> [RECORDS TO PROCESS]
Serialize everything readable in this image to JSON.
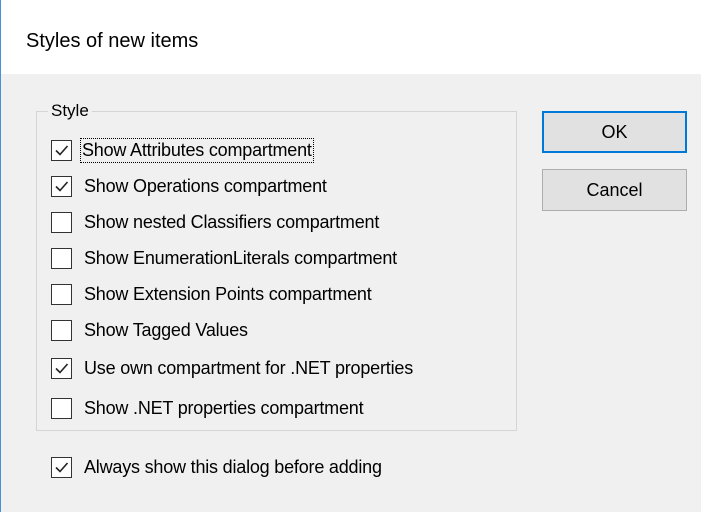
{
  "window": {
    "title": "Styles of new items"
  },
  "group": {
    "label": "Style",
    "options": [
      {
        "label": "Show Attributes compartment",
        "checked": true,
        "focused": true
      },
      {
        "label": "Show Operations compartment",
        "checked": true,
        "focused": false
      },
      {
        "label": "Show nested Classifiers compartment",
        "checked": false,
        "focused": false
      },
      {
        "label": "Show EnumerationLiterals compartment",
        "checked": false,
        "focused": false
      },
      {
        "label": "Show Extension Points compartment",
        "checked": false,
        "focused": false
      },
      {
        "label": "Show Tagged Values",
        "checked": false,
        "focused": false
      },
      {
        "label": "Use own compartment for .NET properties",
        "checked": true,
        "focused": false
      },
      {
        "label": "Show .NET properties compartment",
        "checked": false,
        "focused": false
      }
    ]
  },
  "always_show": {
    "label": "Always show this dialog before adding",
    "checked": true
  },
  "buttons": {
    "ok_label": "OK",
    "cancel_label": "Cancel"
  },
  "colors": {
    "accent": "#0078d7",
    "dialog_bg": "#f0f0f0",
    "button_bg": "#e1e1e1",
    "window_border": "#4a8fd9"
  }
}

> [TO DO] Leave out the pictures and reproduce the rest of the listing exactly.

> [COMPLETE OUTPUT]
Serialize everything readable in this image to JSON.
{
  "window": {
    "title": "Styles of new items"
  },
  "group": {
    "label": "Style",
    "options": [
      {
        "label": "Show Attributes compartment",
        "checked": true,
        "focused": true
      },
      {
        "label": "Show Operations compartment",
        "checked": true,
        "focused": false
      },
      {
        "label": "Show nested Classifiers compartment",
        "checked": false,
        "focused": false
      },
      {
        "label": "Show EnumerationLiterals compartment",
        "checked": false,
        "focused": false
      },
      {
        "label": "Show Extension Points compartment",
        "checked": false,
        "focused": false
      },
      {
        "label": "Show Tagged Values",
        "checked": false,
        "focused": false
      },
      {
        "label": "Use own compartment for .NET properties",
        "checked": true,
        "focused": false
      },
      {
        "label": "Show .NET properties compartment",
        "checked": false,
        "focused": false
      }
    ]
  },
  "always_show": {
    "label": "Always show this dialog before adding",
    "checked": true
  },
  "buttons": {
    "ok_label": "OK",
    "cancel_label": "Cancel"
  },
  "colors": {
    "accent": "#0078d7",
    "dialog_bg": "#f0f0f0",
    "button_bg": "#e1e1e1",
    "window_border": "#4a8fd9"
  }
}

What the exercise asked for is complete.